## Required work
Your task is to print all of the entries exactly, though the pictures should not be included.

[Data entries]

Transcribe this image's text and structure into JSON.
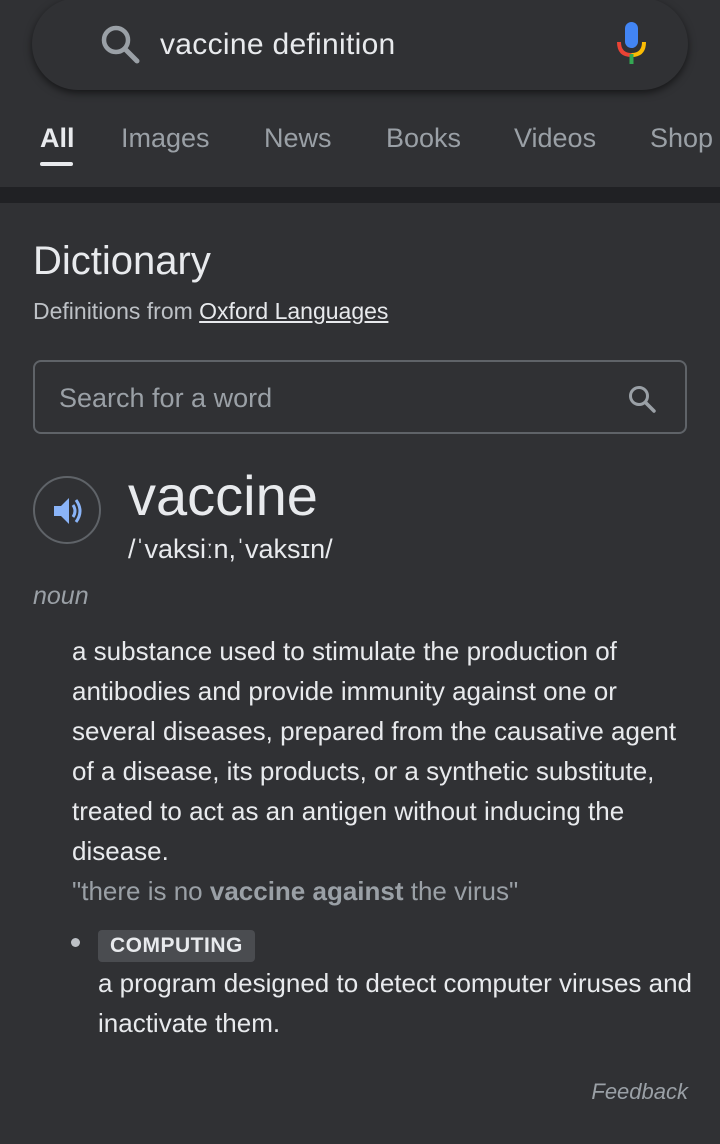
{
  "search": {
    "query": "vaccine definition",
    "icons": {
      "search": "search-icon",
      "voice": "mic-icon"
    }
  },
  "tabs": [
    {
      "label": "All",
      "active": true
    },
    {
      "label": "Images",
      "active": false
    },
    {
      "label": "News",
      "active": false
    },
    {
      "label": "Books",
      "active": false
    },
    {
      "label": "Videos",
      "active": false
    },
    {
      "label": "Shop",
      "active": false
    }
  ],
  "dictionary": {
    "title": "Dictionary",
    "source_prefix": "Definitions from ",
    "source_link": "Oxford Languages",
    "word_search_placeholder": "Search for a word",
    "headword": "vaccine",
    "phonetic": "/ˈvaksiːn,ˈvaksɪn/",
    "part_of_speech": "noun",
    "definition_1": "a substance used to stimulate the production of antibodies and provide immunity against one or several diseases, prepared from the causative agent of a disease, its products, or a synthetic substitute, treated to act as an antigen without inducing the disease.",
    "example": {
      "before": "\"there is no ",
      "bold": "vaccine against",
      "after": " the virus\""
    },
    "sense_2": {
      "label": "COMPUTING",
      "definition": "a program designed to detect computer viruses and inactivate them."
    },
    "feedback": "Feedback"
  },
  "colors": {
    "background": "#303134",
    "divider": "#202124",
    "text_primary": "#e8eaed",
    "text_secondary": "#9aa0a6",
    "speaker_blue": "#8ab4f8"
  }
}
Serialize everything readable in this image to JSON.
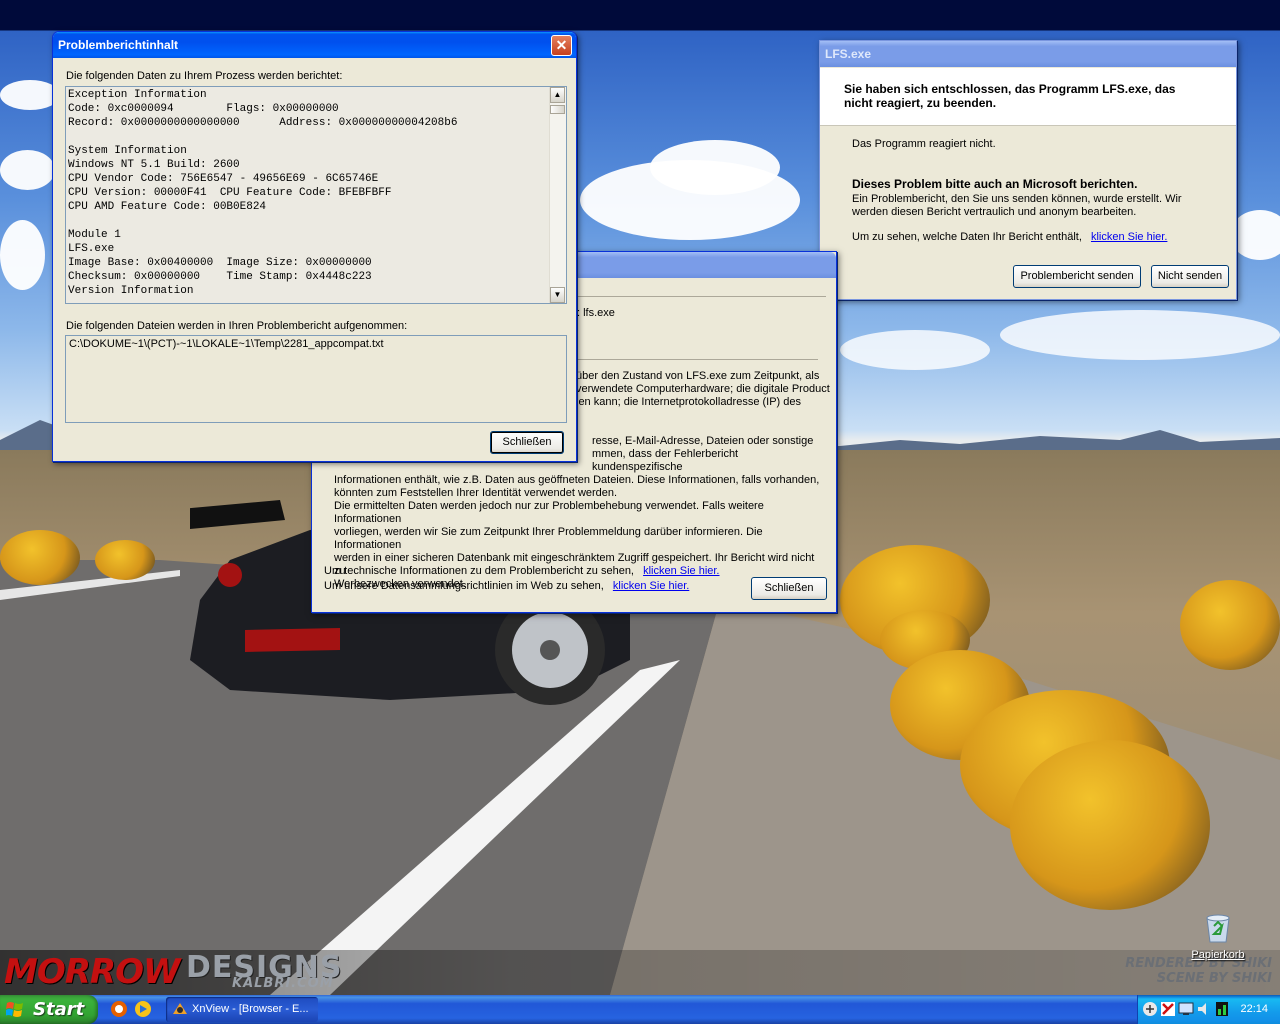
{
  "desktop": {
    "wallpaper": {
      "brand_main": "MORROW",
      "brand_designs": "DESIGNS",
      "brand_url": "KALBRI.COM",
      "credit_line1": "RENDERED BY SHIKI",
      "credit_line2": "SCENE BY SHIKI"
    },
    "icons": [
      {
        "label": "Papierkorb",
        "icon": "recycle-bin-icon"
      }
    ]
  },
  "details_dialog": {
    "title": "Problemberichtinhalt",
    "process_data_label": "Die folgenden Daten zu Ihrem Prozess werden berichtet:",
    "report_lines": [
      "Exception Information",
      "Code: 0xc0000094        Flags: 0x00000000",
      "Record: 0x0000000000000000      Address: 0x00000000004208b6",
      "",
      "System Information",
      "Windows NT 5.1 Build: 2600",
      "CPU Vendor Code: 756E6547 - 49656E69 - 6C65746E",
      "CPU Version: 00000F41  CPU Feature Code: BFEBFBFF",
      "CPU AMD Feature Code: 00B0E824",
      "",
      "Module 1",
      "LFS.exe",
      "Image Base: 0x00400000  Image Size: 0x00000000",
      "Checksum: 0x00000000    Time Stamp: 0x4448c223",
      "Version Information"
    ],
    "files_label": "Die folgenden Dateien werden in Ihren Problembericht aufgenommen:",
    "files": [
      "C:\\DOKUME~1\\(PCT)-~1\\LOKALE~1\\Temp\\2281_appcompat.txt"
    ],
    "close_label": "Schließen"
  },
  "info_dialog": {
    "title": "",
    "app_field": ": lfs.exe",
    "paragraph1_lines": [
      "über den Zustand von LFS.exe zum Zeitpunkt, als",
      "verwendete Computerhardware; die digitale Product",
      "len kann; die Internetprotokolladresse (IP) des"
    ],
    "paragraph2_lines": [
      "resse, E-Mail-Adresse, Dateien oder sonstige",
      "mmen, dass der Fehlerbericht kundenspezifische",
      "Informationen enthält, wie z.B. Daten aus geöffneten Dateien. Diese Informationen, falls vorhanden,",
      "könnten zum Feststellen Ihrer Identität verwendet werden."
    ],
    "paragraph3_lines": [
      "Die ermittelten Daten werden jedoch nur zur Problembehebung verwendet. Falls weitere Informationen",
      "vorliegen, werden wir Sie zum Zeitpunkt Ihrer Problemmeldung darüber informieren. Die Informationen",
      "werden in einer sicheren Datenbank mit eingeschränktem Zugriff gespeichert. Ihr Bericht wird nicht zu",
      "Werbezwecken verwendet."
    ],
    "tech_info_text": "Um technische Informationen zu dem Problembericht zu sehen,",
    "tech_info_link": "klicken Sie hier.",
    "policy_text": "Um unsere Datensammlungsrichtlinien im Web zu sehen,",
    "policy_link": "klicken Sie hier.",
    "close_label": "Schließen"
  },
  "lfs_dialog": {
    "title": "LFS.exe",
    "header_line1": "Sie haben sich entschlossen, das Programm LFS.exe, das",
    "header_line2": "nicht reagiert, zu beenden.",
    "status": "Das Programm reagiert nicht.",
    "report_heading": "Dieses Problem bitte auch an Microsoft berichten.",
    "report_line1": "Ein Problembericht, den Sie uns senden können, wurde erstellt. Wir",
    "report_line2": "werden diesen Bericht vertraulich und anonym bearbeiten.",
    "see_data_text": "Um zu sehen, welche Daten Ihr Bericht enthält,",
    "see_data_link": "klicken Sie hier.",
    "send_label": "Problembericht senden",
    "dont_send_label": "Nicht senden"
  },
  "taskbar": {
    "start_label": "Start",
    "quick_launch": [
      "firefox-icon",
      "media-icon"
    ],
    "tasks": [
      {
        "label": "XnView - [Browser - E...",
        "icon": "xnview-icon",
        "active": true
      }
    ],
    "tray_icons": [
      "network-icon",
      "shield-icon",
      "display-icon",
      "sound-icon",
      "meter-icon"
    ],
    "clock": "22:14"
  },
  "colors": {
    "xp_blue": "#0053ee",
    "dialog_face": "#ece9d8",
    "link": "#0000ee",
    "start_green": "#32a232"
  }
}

## Task response
Transcribe this image's text and structure into JSON.
{
  "search": {
    "query": "vaccine definition",
    "icons": {
      "search": "search-icon",
      "voice": "mic-icon"
    }
  },
  "tabs": [
    {
      "label": "All",
      "active": true
    },
    {
      "label": "Images",
      "active": false
    },
    {
      "label": "News",
      "active": false
    },
    {
      "label": "Books",
      "active": false
    },
    {
      "label": "Videos",
      "active": false
    },
    {
      "label": "Shop",
      "active": false
    }
  ],
  "dictionary": {
    "title": "Dictionary",
    "source_prefix": "Definitions from ",
    "source_link": "Oxford Languages",
    "word_search_placeholder": "Search for a word",
    "headword": "vaccine",
    "phonetic": "/ˈvaksiːn,ˈvaksɪn/",
    "part_of_speech": "noun",
    "definition_1": "a substance used to stimulate the production of antibodies and provide immunity against one or several diseases, prepared from the causative agent of a disease, its products, or a synthetic substitute, treated to act as an antigen without inducing the disease.",
    "example": {
      "before": "\"there is no ",
      "bold": "vaccine against",
      "after": " the virus\""
    },
    "sense_2": {
      "label": "COMPUTING",
      "definition": "a program designed to detect computer viruses and inactivate them."
    },
    "feedback": "Feedback"
  },
  "colors": {
    "background": "#303134",
    "divider": "#202124",
    "text_primary": "#e8eaed",
    "text_secondary": "#9aa0a6",
    "speaker_blue": "#8ab4f8"
  }
}
Serialize everything readable in this image to JSON.
{
  "desktop": {
    "wallpaper": {
      "brand_main": "MORROW",
      "brand_designs": "DESIGNS",
      "brand_url": "KALBRI.COM",
      "credit_line1": "RENDERED BY SHIKI",
      "credit_line2": "SCENE BY SHIKI"
    },
    "icons": [
      {
        "label": "Papierkorb",
        "icon": "recycle-bin-icon"
      }
    ]
  },
  "details_dialog": {
    "title": "Problemberichtinhalt",
    "process_data_label": "Die folgenden Daten zu Ihrem Prozess werden berichtet:",
    "report_lines": [
      "Exception Information",
      "Code: 0xc0000094        Flags: 0x00000000",
      "Record: 0x0000000000000000      Address: 0x00000000004208b6",
      "",
      "System Information",
      "Windows NT 5.1 Build: 2600",
      "CPU Vendor Code: 756E6547 - 49656E69 - 6C65746E",
      "CPU Version: 00000F41  CPU Feature Code: BFEBFBFF",
      "CPU AMD Feature Code: 00B0E824",
      "",
      "Module 1",
      "LFS.exe",
      "Image Base: 0x00400000  Image Size: 0x00000000",
      "Checksum: 0x00000000    Time Stamp: 0x4448c223",
      "Version Information"
    ],
    "files_label": "Die folgenden Dateien werden in Ihren Problembericht aufgenommen:",
    "files": [
      "C:\\DOKUME~1\\(PCT)-~1\\LOKALE~1\\Temp\\2281_appcompat.txt"
    ],
    "close_label": "Schließen"
  },
  "info_dialog": {
    "title": "",
    "app_field": ": lfs.exe",
    "paragraph1_lines": [
      "über den Zustand von LFS.exe zum Zeitpunkt, als",
      "verwendete Computerhardware; die digitale Product",
      "len kann; die Internetprotokolladresse (IP) des"
    ],
    "paragraph2_lines": [
      "resse, E-Mail-Adresse, Dateien oder sonstige",
      "mmen, dass der Fehlerbericht kundenspezifische",
      "Informationen enthält, wie z.B. Daten aus geöffneten Dateien. Diese Informationen, falls vorhanden,",
      "könnten zum Feststellen Ihrer Identität verwendet werden."
    ],
    "paragraph3_lines": [
      "Die ermittelten Daten werden jedoch nur zur Problembehebung verwendet. Falls weitere Informationen",
      "vorliegen, werden wir Sie zum Zeitpunkt Ihrer Problemmeldung darüber informieren. Die Informationen",
      "werden in einer sicheren Datenbank mit eingeschränktem Zugriff gespeichert. Ihr Bericht wird nicht zu",
      "Werbezwecken verwendet."
    ],
    "tech_info_text": "Um technische Informationen zu dem Problembericht zu sehen,",
    "tech_info_link": "klicken Sie hier.",
    "policy_text": "Um unsere Datensammlungsrichtlinien im Web zu sehen,",
    "policy_link": "klicken Sie hier.",
    "close_label": "Schließen"
  },
  "lfs_dialog": {
    "title": "LFS.exe",
    "header_line1": "Sie haben sich entschlossen, das Programm LFS.exe, das",
    "header_line2": "nicht reagiert, zu beenden.",
    "status": "Das Programm reagiert nicht.",
    "report_heading": "Dieses Problem bitte auch an Microsoft berichten.",
    "report_line1": "Ein Problembericht, den Sie uns senden können, wurde erstellt. Wir",
    "report_line2": "werden diesen Bericht vertraulich und anonym bearbeiten.",
    "see_data_text": "Um zu sehen, welche Daten Ihr Bericht enthält,",
    "see_data_link": "klicken Sie hier.",
    "send_label": "Problembericht senden",
    "dont_send_label": "Nicht senden"
  },
  "taskbar": {
    "start_label": "Start",
    "quick_launch": [
      "firefox-icon",
      "media-icon"
    ],
    "tasks": [
      {
        "label": "XnView - [Browser - E...",
        "icon": "xnview-icon",
        "active": true
      }
    ],
    "tray_icons": [
      "network-icon",
      "shield-icon",
      "display-icon",
      "sound-icon",
      "meter-icon"
    ],
    "clock": "22:14"
  },
  "colors": {
    "xp_blue": "#0053ee",
    "dialog_face": "#ece9d8",
    "link": "#0000ee",
    "start_green": "#32a232"
  }
}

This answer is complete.